**Task directions:** Return each line of the data below verbatim; pictures are to be left out.

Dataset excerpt
—————

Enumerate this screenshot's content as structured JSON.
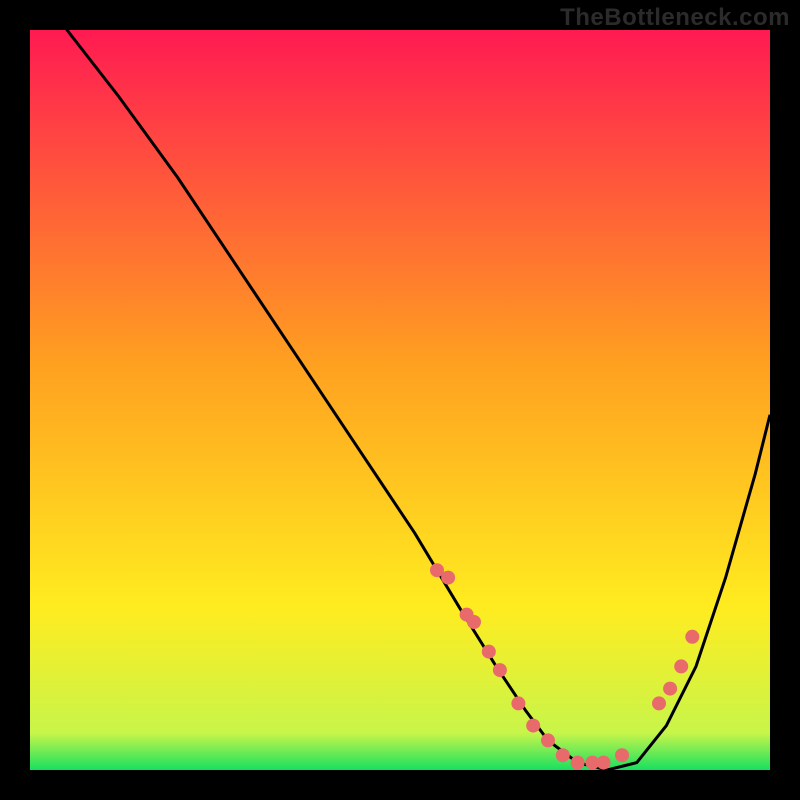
{
  "watermark": "TheBottleneck.com",
  "colors": {
    "frame": "#000000",
    "gradient_top": "#ff1a52",
    "gradient_mid_upper": "#ffa020",
    "gradient_mid_lower": "#ffec20",
    "gradient_green": "#18e060",
    "curve": "#000000",
    "marker": "#e86a6a"
  },
  "chart_data": {
    "type": "line",
    "title": "",
    "xlabel": "",
    "ylabel": "",
    "xlim": [
      0,
      100
    ],
    "ylim": [
      0,
      100
    ],
    "curve": {
      "x": [
        0,
        5,
        12,
        20,
        28,
        36,
        44,
        52,
        58,
        63,
        67,
        70,
        74,
        78,
        82,
        86,
        90,
        94,
        98,
        100
      ],
      "y": [
        110,
        100,
        91,
        80,
        68,
        56,
        44,
        32,
        22,
        14,
        8,
        4,
        1,
        0,
        1,
        6,
        14,
        26,
        40,
        48
      ]
    },
    "markers": {
      "x": [
        55,
        56.5,
        59,
        60,
        62,
        63.5,
        66,
        68,
        70,
        72,
        74,
        76,
        77.5,
        80,
        85,
        86.5,
        88,
        89.5
      ],
      "y": [
        27,
        26,
        21,
        20,
        16,
        13.5,
        9,
        6,
        4,
        2,
        1,
        1,
        1,
        2,
        9,
        11,
        14,
        18
      ]
    }
  }
}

—————

**Complete output:**
Enumerate this screenshot's content as structured JSON.
{
  "watermark": "TheBottleneck.com",
  "colors": {
    "frame": "#000000",
    "gradient_top": "#ff1a52",
    "gradient_mid_upper": "#ffa020",
    "gradient_mid_lower": "#ffec20",
    "gradient_green": "#18e060",
    "curve": "#000000",
    "marker": "#e86a6a"
  },
  "chart_data": {
    "type": "line",
    "title": "",
    "xlabel": "",
    "ylabel": "",
    "xlim": [
      0,
      100
    ],
    "ylim": [
      0,
      100
    ],
    "curve": {
      "x": [
        0,
        5,
        12,
        20,
        28,
        36,
        44,
        52,
        58,
        63,
        67,
        70,
        74,
        78,
        82,
        86,
        90,
        94,
        98,
        100
      ],
      "y": [
        110,
        100,
        91,
        80,
        68,
        56,
        44,
        32,
        22,
        14,
        8,
        4,
        1,
        0,
        1,
        6,
        14,
        26,
        40,
        48
      ]
    },
    "markers": {
      "x": [
        55,
        56.5,
        59,
        60,
        62,
        63.5,
        66,
        68,
        70,
        72,
        74,
        76,
        77.5,
        80,
        85,
        86.5,
        88,
        89.5
      ],
      "y": [
        27,
        26,
        21,
        20,
        16,
        13.5,
        9,
        6,
        4,
        2,
        1,
        1,
        1,
        2,
        9,
        11,
        14,
        18
      ]
    }
  }
}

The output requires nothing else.